§ EXERCISE DIRECTIONS
Extract, from the records beneath this instruction, each line that contains the word "statistics".

§ Figure content listings
------------------------------------
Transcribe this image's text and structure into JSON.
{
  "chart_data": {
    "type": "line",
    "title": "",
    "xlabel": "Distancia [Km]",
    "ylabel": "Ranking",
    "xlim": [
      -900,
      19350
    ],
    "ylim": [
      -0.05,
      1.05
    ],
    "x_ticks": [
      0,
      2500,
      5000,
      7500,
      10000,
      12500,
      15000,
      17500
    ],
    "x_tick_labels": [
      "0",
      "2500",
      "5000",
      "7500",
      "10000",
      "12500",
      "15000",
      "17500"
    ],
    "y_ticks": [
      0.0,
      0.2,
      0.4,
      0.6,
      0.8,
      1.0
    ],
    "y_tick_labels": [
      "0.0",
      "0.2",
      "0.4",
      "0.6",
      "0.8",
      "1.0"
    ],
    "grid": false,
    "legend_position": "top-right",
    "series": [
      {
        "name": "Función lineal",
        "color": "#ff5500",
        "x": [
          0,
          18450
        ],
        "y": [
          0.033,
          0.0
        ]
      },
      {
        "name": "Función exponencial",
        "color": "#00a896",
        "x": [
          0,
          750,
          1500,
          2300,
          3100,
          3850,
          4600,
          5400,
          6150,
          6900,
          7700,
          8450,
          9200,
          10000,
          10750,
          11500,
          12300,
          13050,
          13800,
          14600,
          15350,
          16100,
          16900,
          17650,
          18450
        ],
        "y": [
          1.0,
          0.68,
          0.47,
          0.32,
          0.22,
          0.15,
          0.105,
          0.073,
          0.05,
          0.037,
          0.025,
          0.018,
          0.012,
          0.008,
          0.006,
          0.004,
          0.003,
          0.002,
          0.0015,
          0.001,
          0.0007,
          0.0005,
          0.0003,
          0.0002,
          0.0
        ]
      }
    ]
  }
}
------------------------------------
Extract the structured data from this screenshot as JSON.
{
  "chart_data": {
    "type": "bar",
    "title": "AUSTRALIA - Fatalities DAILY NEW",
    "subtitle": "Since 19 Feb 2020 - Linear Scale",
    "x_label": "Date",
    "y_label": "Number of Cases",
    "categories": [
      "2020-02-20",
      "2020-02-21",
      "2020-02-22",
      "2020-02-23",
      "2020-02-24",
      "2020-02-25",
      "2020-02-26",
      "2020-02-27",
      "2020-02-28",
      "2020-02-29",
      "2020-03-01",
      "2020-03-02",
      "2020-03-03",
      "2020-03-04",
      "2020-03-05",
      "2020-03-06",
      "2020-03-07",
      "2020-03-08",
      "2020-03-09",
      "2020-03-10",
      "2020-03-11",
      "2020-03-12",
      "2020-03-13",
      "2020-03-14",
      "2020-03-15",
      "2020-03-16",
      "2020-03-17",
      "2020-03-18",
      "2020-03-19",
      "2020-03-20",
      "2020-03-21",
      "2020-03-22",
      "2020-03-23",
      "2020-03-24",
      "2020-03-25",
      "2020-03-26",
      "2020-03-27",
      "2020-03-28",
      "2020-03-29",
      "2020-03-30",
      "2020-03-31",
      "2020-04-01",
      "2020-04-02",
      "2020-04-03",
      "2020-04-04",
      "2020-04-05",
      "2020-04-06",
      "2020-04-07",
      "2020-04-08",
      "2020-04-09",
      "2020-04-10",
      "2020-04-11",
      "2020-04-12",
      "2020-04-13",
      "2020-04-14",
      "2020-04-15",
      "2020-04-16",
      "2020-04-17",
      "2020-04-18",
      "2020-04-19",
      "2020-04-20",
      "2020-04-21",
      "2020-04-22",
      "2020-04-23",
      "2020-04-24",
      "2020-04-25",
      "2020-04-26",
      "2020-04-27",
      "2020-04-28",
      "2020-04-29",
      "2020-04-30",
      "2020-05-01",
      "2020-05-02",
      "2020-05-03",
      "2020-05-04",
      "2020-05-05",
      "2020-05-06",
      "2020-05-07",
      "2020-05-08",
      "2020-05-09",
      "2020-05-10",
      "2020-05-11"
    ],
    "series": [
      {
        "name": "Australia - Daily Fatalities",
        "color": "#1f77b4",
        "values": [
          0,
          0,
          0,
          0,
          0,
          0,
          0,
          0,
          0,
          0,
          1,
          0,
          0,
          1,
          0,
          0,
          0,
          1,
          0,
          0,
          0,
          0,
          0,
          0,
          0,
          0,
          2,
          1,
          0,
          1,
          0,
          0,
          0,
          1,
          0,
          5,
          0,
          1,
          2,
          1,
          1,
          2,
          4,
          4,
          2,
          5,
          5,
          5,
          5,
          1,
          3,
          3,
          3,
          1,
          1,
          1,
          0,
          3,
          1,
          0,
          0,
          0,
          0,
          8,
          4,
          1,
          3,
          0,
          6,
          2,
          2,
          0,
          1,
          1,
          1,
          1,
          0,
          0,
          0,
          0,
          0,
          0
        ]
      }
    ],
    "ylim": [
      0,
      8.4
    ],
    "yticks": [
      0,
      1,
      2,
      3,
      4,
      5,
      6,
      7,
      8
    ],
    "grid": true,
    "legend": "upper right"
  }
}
------------------------------------
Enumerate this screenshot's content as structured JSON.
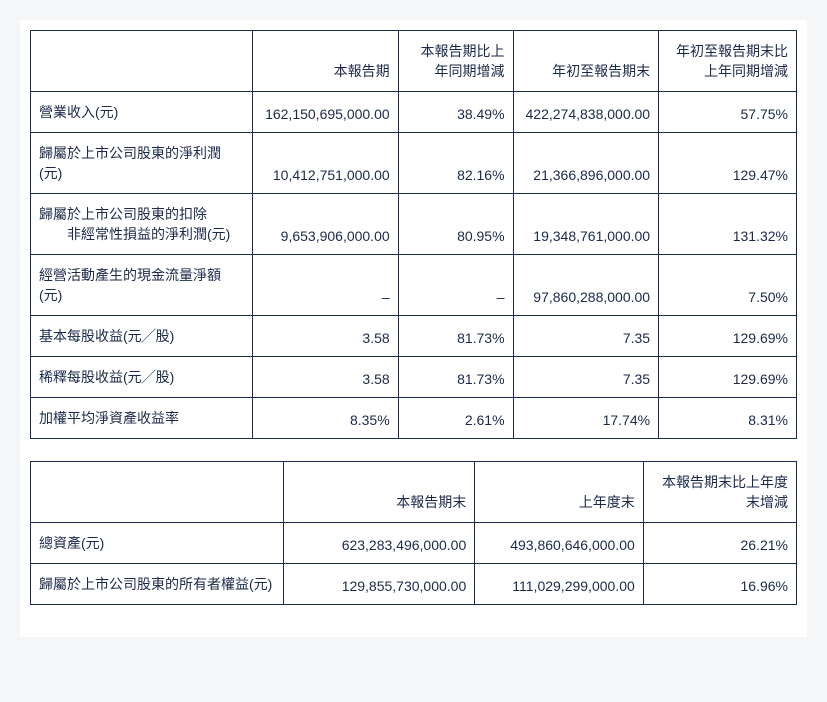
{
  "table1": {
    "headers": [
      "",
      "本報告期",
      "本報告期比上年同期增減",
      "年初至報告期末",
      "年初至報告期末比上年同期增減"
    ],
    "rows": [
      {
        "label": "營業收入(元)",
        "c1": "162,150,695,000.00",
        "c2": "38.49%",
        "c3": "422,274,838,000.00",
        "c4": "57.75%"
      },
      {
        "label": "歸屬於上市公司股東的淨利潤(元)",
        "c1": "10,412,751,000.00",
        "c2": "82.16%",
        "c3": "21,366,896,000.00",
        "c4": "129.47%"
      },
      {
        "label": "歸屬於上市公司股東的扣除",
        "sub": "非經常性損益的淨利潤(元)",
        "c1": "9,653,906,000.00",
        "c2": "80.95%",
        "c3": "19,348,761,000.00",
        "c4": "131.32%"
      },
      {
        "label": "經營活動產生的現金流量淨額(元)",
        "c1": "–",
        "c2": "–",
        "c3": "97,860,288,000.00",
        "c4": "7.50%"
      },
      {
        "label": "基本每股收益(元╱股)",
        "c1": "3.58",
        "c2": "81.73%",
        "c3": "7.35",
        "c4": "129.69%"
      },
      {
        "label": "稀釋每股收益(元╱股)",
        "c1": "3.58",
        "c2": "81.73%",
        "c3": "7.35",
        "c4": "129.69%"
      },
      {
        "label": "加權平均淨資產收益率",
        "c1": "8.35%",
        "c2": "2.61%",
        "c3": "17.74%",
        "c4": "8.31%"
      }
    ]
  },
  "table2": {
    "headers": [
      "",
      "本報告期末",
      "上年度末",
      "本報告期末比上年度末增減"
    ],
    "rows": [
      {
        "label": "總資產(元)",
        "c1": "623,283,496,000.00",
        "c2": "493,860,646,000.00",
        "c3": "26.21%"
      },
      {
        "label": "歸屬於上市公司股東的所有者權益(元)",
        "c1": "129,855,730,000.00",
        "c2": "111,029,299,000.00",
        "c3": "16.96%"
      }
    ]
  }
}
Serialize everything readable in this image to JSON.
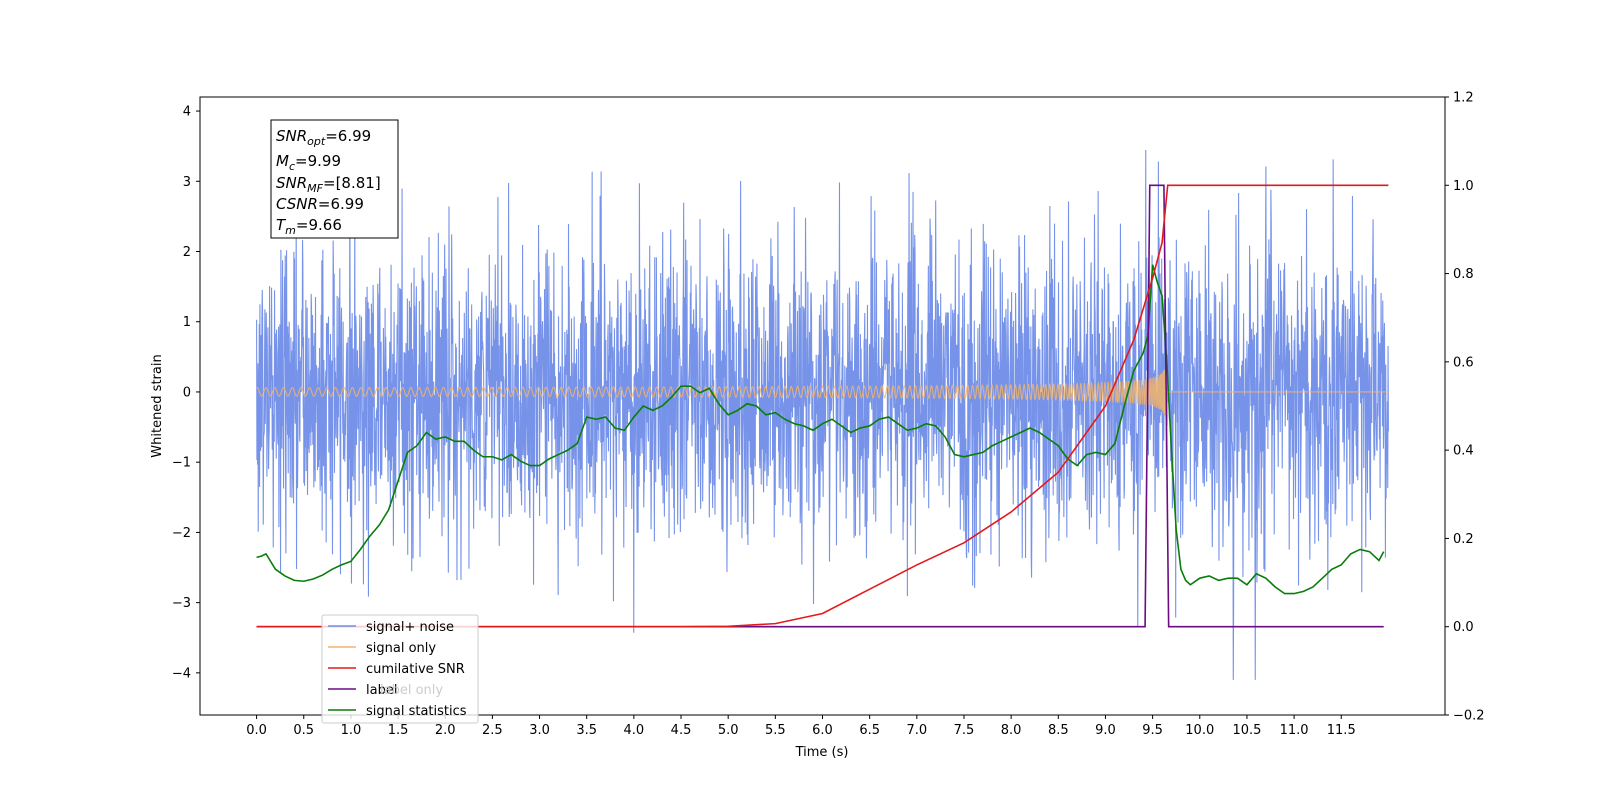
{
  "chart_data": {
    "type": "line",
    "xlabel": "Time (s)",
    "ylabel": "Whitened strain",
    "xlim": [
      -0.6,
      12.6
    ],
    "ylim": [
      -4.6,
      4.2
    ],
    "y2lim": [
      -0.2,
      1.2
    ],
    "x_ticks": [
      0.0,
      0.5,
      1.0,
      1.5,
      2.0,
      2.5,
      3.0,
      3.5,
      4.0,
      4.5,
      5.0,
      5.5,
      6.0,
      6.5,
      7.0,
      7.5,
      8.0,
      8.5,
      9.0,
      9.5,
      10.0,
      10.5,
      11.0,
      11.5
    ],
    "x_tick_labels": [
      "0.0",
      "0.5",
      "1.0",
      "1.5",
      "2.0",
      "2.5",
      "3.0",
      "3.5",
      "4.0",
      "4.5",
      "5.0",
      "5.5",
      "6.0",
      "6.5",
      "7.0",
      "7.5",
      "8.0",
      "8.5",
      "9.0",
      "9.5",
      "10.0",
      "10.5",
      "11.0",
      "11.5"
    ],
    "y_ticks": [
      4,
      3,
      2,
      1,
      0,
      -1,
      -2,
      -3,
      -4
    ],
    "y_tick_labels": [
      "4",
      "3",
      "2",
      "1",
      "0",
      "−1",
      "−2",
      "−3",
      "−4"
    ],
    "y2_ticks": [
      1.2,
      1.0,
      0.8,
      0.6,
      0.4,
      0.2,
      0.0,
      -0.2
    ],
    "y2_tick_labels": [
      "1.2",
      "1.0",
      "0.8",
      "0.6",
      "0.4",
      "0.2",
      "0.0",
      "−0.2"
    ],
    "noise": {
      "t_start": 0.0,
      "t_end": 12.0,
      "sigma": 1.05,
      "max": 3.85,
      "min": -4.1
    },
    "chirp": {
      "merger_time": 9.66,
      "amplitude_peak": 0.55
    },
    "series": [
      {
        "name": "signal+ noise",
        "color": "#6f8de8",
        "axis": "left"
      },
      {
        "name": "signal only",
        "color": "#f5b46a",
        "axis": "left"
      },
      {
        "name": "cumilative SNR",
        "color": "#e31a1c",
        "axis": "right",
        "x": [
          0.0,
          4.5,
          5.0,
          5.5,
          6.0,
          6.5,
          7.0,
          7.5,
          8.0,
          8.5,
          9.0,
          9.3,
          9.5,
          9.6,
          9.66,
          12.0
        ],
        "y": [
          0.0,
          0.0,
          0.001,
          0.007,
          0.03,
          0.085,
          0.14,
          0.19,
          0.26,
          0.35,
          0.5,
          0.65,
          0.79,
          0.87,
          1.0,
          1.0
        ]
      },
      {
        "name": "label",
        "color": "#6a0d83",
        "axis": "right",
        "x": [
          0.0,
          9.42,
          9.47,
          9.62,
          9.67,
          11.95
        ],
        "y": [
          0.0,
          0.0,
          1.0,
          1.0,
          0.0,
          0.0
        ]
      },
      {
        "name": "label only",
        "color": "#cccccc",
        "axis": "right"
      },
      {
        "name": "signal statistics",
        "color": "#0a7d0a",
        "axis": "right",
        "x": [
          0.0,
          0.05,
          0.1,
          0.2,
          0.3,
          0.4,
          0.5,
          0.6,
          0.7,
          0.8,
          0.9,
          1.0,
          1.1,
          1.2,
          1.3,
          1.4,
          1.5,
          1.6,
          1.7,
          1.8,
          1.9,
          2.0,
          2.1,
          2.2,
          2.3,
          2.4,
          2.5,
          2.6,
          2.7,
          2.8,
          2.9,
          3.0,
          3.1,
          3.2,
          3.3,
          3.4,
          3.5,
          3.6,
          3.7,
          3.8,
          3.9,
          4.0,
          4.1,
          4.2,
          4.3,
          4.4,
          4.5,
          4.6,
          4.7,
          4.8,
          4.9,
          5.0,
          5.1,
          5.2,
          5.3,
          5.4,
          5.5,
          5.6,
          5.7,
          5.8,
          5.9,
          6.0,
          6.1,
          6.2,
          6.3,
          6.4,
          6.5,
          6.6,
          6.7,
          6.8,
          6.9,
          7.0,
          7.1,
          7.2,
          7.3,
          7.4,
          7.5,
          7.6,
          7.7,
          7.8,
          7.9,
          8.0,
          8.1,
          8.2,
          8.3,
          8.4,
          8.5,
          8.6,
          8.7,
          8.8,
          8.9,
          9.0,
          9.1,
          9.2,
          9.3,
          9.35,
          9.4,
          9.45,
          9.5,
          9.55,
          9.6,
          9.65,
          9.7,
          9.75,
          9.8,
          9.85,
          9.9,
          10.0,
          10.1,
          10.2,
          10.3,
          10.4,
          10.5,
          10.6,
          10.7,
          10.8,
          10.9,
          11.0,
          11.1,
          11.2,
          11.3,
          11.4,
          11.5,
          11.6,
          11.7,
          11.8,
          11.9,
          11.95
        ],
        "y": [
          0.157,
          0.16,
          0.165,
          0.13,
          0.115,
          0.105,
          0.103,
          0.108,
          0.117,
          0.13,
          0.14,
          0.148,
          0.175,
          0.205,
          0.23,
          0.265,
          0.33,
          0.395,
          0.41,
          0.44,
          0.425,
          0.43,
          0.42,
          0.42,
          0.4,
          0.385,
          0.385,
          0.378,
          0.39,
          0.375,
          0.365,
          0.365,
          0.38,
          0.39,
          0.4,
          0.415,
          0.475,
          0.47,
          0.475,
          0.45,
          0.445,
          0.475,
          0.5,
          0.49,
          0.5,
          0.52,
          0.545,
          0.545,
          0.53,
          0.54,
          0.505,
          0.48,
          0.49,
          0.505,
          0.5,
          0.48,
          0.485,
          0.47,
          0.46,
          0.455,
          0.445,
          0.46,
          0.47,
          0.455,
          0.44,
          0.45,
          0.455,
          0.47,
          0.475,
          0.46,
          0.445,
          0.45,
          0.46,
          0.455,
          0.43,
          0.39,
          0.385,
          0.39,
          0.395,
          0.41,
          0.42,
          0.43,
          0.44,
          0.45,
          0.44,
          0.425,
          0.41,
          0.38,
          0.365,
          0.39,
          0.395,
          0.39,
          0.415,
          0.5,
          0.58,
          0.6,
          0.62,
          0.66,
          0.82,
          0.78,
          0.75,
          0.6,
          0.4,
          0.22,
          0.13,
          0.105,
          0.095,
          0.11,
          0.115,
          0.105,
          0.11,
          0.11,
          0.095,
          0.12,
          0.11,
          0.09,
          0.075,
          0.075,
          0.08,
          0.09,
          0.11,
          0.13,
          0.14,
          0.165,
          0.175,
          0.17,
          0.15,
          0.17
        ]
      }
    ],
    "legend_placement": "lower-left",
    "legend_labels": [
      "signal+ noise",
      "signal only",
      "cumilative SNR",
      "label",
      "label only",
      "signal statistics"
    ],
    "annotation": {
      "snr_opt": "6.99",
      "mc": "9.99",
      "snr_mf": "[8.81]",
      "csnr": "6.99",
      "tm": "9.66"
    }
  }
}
------------------------------------
§ OUTPUT
        "name": "signal statistics",
      "signal statistics"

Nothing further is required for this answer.